Data excerpts:
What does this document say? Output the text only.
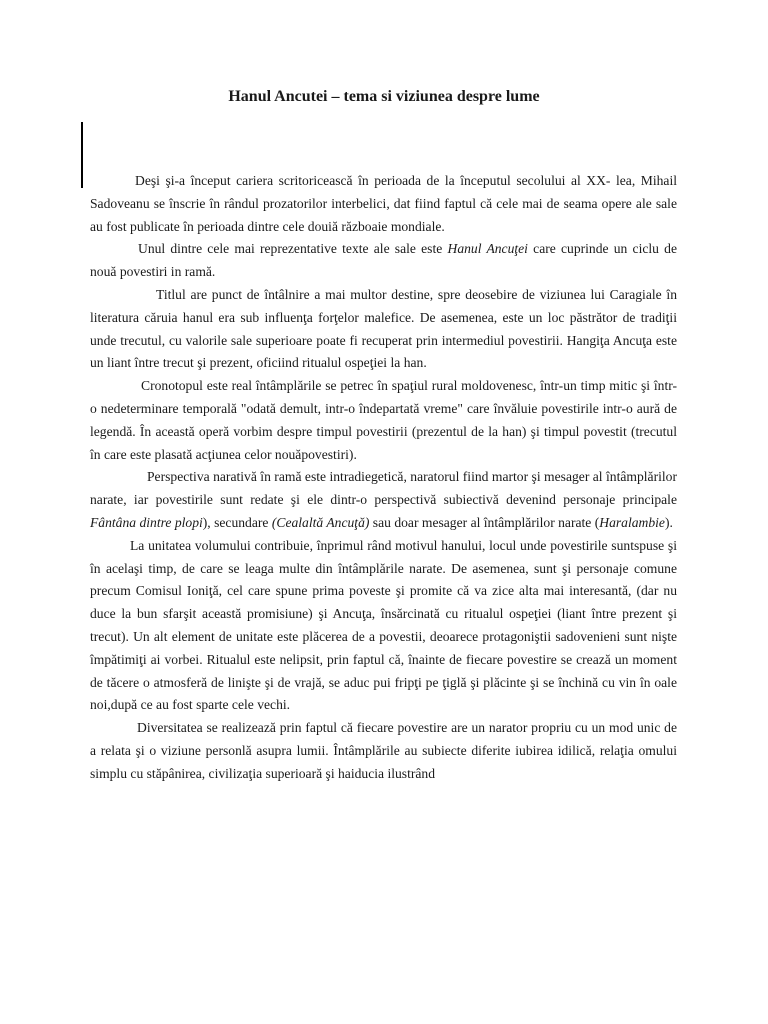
Hanul Ancutei – tema si viziunea despre lume

Deşi şi-a început cariera scritoricească în perioada de la începutul secolului al XX- lea, Mihail Sadoveanu se înscrie în rândul prozatorilor interbelici, dat fiind faptul că cele mai de seama opere ale sale au fost publicate în perioada dintre cele douiă războaie mondiale.

Unul dintre cele mai reprezentative texte ale sale este Hanul Ancuţei care cuprinde un ciclu de nouă povestiri in ramă.

Titlul are punct de întâlnire a mai multor destine, spre deosebire de viziunea lui Caragiale în literatura căruia hanul era sub influenţa forţelor malefice. De asemenea, este un loc păstrător de tradiţii unde trecutul, cu valorile sale superioare poate fi recuperat prin intermediul povestirii. Hangiţa Ancuţa este un liant între trecut şi prezent, oficiind ritualul ospeţiei la han.

Cronotopul este real întâmplările se petrec în spaţiul rural moldovenesc, într-un timp mitic şi într-o nedeterminare temporală "odată demult, intr-o îndepartată vreme" care învăluie povestirile intr-o aură de legendă. În această operă vorbim despre timpul povestirii (prezentul de la han) şi timpul povestit (trecutul în care este plasată acţiunea celor nouăpovestiri).

Perspectiva narativă în ramă este intradiegetică, naratorul fiind martor şi mesager al întâmplărilor narate, iar povestirile sunt redate şi ele dintr-o perspectivă subiectivă devenind personaje principale Fântâna dintre plopi), secundare (Cealaltă Ancuţă) sau doar mesager al întâmplărilor narate (Haralambie).

La unitatea volumului contribuie, înprimul rând motivul hanului, locul unde povestirile suntspuse şi în acelaşi timp, de care se leaga multe din întâmplările narate. De asemenea, sunt şi personaje comune precum Comisul Ioniţă, cel care spune prima poveste şi promite că va zice alta mai interesantă, (dar nu duce la bun sfarşit această promisiune) şi Ancuţa, însărcinată cu ritualul ospeţiei (liant între prezent şi trecut). Un alt element de unitate este plăcerea de a povestii, deoarece protagoniştii sadovenieni sunt nişte împătimiţi ai vorbei. Ritualul este nelipsit, prin faptul că, înainte de fiecare povestire se crează un moment de tăcere o atmosferă de linişte şi de vrajă, se aduc pui fripţi pe ţiglă şi plăcinte şi se închină cu vin în oale noi,după ce au fost sparte cele vechi.

Diversitatea se realizează prin faptul că fiecare povestire are un narator propriu cu un mod unic de a relata şi o viziune personlă asupra lumii. Întâmplările au subiecte diferite iubirea idilică, relaţia omului simplu cu stăpânirea, civilizaţia superioară şi haiducia ilustrând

WHAT IS REQUIRED: Look over the records above and copy each line that includes the string "povestirii".

RESPONSE:
Titlul are punct de întâlnire a mai multor destine, spre deosebire de viziunea lui Caragiale în literatura căruia hanul era sub influenţa forţelor malefice. De asemenea, este un loc păstrător de tradiţii unde trecutul, cu valorile sale superioare poate fi recuperat prin intermediul povestirii. Hangiţa Ancuţa este un liant între trecut şi prezent, oficiind ritualul ospeţiei la han.
Cronotopul este real întâmplările se petrec în spaţiul rural moldovenesc, într-un timp mitic şi într-o nedeterminare temporală "odată demult, intr-o îndepartată vreme" care învăluie povestirile intr-o aură de legendă. În această operă vorbim despre timpul povestirii (prezentul de la han) şi timpul povestit (trecutul în care este plasată acţiunea celor nouăpovestiri).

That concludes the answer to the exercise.